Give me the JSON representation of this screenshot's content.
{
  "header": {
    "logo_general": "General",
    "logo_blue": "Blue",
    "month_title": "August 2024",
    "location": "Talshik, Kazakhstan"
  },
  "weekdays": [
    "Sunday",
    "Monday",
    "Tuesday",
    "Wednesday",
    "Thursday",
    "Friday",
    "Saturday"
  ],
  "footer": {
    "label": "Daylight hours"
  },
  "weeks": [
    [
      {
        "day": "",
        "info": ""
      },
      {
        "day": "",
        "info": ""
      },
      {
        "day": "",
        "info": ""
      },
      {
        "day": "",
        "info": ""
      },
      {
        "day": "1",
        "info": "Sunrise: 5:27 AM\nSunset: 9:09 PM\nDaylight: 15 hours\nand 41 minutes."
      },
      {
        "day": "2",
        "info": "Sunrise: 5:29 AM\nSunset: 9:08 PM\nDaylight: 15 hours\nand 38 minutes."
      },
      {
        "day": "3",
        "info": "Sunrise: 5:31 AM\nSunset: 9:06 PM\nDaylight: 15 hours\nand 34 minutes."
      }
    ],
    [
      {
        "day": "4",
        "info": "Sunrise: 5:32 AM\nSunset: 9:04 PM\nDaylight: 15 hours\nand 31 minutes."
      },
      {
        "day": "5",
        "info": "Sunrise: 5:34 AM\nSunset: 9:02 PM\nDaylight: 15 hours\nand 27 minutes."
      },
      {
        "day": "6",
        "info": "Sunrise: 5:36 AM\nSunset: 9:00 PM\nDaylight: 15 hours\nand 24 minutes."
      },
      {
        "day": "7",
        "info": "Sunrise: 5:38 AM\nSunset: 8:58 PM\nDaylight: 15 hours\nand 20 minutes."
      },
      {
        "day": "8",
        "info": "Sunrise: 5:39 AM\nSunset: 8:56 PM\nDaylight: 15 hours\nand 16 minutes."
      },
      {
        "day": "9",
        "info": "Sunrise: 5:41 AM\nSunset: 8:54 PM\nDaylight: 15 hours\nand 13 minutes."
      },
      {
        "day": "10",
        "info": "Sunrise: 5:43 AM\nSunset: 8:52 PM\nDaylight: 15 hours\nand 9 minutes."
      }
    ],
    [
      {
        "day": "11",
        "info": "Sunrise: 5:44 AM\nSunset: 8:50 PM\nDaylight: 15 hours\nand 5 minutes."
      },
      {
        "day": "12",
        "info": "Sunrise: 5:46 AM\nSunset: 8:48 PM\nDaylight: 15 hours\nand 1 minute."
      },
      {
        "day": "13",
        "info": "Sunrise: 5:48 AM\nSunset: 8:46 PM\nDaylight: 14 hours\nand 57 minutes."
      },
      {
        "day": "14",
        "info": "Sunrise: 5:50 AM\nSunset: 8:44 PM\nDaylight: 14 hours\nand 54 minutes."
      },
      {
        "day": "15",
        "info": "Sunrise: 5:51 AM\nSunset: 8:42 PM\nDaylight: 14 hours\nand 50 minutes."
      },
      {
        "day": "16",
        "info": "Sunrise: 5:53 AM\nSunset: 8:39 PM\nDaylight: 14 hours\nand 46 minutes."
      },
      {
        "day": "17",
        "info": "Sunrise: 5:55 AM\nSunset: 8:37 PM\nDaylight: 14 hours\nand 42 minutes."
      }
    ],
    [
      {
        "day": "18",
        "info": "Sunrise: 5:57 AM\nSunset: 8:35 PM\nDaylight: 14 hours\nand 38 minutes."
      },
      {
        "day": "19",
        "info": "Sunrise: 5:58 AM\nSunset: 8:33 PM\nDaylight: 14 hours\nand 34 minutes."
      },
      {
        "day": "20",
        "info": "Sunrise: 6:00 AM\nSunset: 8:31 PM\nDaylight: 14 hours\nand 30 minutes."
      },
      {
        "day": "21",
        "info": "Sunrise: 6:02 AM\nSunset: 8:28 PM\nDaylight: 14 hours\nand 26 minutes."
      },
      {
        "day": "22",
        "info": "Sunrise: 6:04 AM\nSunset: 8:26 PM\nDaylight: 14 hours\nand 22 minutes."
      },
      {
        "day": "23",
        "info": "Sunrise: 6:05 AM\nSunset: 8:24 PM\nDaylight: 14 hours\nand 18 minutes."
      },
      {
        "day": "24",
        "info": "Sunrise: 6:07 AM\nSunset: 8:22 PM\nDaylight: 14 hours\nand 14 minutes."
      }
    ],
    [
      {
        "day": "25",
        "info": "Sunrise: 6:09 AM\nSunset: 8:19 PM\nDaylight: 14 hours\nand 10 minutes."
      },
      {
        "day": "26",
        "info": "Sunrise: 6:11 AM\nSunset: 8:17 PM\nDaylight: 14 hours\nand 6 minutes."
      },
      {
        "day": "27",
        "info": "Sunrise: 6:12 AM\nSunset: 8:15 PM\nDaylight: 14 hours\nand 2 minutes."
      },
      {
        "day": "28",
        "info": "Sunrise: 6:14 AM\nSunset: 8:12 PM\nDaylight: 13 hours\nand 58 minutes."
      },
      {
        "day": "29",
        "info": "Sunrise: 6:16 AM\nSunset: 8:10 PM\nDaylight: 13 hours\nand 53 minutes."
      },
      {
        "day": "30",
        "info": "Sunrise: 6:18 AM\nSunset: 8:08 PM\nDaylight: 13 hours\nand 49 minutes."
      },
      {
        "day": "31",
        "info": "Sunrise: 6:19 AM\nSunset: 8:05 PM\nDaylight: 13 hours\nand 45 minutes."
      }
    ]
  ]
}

########

_The request_. Return each line of the records above exactly as it reads.

_Result of this exercise_.
Give me the JSON representation of this screenshot's content.
{
  "header": {
    "logo_general": "General",
    "logo_blue": "Blue",
    "month_title": "August 2024",
    "location": "Talshik, Kazakhstan"
  },
  "weekdays": [
    "Sunday",
    "Monday",
    "Tuesday",
    "Wednesday",
    "Thursday",
    "Friday",
    "Saturday"
  ],
  "footer": {
    "label": "Daylight hours"
  },
  "weeks": [
    [
      {
        "day": "",
        "info": ""
      },
      {
        "day": "",
        "info": ""
      },
      {
        "day": "",
        "info": ""
      },
      {
        "day": "",
        "info": ""
      },
      {
        "day": "1",
        "info": "Sunrise: 5:27 AM\nSunset: 9:09 PM\nDaylight: 15 hours\nand 41 minutes."
      },
      {
        "day": "2",
        "info": "Sunrise: 5:29 AM\nSunset: 9:08 PM\nDaylight: 15 hours\nand 38 minutes."
      },
      {
        "day": "3",
        "info": "Sunrise: 5:31 AM\nSunset: 9:06 PM\nDaylight: 15 hours\nand 34 minutes."
      }
    ],
    [
      {
        "day": "4",
        "info": "Sunrise: 5:32 AM\nSunset: 9:04 PM\nDaylight: 15 hours\nand 31 minutes."
      },
      {
        "day": "5",
        "info": "Sunrise: 5:34 AM\nSunset: 9:02 PM\nDaylight: 15 hours\nand 27 minutes."
      },
      {
        "day": "6",
        "info": "Sunrise: 5:36 AM\nSunset: 9:00 PM\nDaylight: 15 hours\nand 24 minutes."
      },
      {
        "day": "7",
        "info": "Sunrise: 5:38 AM\nSunset: 8:58 PM\nDaylight: 15 hours\nand 20 minutes."
      },
      {
        "day": "8",
        "info": "Sunrise: 5:39 AM\nSunset: 8:56 PM\nDaylight: 15 hours\nand 16 minutes."
      },
      {
        "day": "9",
        "info": "Sunrise: 5:41 AM\nSunset: 8:54 PM\nDaylight: 15 hours\nand 13 minutes."
      },
      {
        "day": "10",
        "info": "Sunrise: 5:43 AM\nSunset: 8:52 PM\nDaylight: 15 hours\nand 9 minutes."
      }
    ],
    [
      {
        "day": "11",
        "info": "Sunrise: 5:44 AM\nSunset: 8:50 PM\nDaylight: 15 hours\nand 5 minutes."
      },
      {
        "day": "12",
        "info": "Sunrise: 5:46 AM\nSunset: 8:48 PM\nDaylight: 15 hours\nand 1 minute."
      },
      {
        "day": "13",
        "info": "Sunrise: 5:48 AM\nSunset: 8:46 PM\nDaylight: 14 hours\nand 57 minutes."
      },
      {
        "day": "14",
        "info": "Sunrise: 5:50 AM\nSunset: 8:44 PM\nDaylight: 14 hours\nand 54 minutes."
      },
      {
        "day": "15",
        "info": "Sunrise: 5:51 AM\nSunset: 8:42 PM\nDaylight: 14 hours\nand 50 minutes."
      },
      {
        "day": "16",
        "info": "Sunrise: 5:53 AM\nSunset: 8:39 PM\nDaylight: 14 hours\nand 46 minutes."
      },
      {
        "day": "17",
        "info": "Sunrise: 5:55 AM\nSunset: 8:37 PM\nDaylight: 14 hours\nand 42 minutes."
      }
    ],
    [
      {
        "day": "18",
        "info": "Sunrise: 5:57 AM\nSunset: 8:35 PM\nDaylight: 14 hours\nand 38 minutes."
      },
      {
        "day": "19",
        "info": "Sunrise: 5:58 AM\nSunset: 8:33 PM\nDaylight: 14 hours\nand 34 minutes."
      },
      {
        "day": "20",
        "info": "Sunrise: 6:00 AM\nSunset: 8:31 PM\nDaylight: 14 hours\nand 30 minutes."
      },
      {
        "day": "21",
        "info": "Sunrise: 6:02 AM\nSunset: 8:28 PM\nDaylight: 14 hours\nand 26 minutes."
      },
      {
        "day": "22",
        "info": "Sunrise: 6:04 AM\nSunset: 8:26 PM\nDaylight: 14 hours\nand 22 minutes."
      },
      {
        "day": "23",
        "info": "Sunrise: 6:05 AM\nSunset: 8:24 PM\nDaylight: 14 hours\nand 18 minutes."
      },
      {
        "day": "24",
        "info": "Sunrise: 6:07 AM\nSunset: 8:22 PM\nDaylight: 14 hours\nand 14 minutes."
      }
    ],
    [
      {
        "day": "25",
        "info": "Sunrise: 6:09 AM\nSunset: 8:19 PM\nDaylight: 14 hours\nand 10 minutes."
      },
      {
        "day": "26",
        "info": "Sunrise: 6:11 AM\nSunset: 8:17 PM\nDaylight: 14 hours\nand 6 minutes."
      },
      {
        "day": "27",
        "info": "Sunrise: 6:12 AM\nSunset: 8:15 PM\nDaylight: 14 hours\nand 2 minutes."
      },
      {
        "day": "28",
        "info": "Sunrise: 6:14 AM\nSunset: 8:12 PM\nDaylight: 13 hours\nand 58 minutes."
      },
      {
        "day": "29",
        "info": "Sunrise: 6:16 AM\nSunset: 8:10 PM\nDaylight: 13 hours\nand 53 minutes."
      },
      {
        "day": "30",
        "info": "Sunrise: 6:18 AM\nSunset: 8:08 PM\nDaylight: 13 hours\nand 49 minutes."
      },
      {
        "day": "31",
        "info": "Sunrise: 6:19 AM\nSunset: 8:05 PM\nDaylight: 13 hours\nand 45 minutes."
      }
    ]
  ]
}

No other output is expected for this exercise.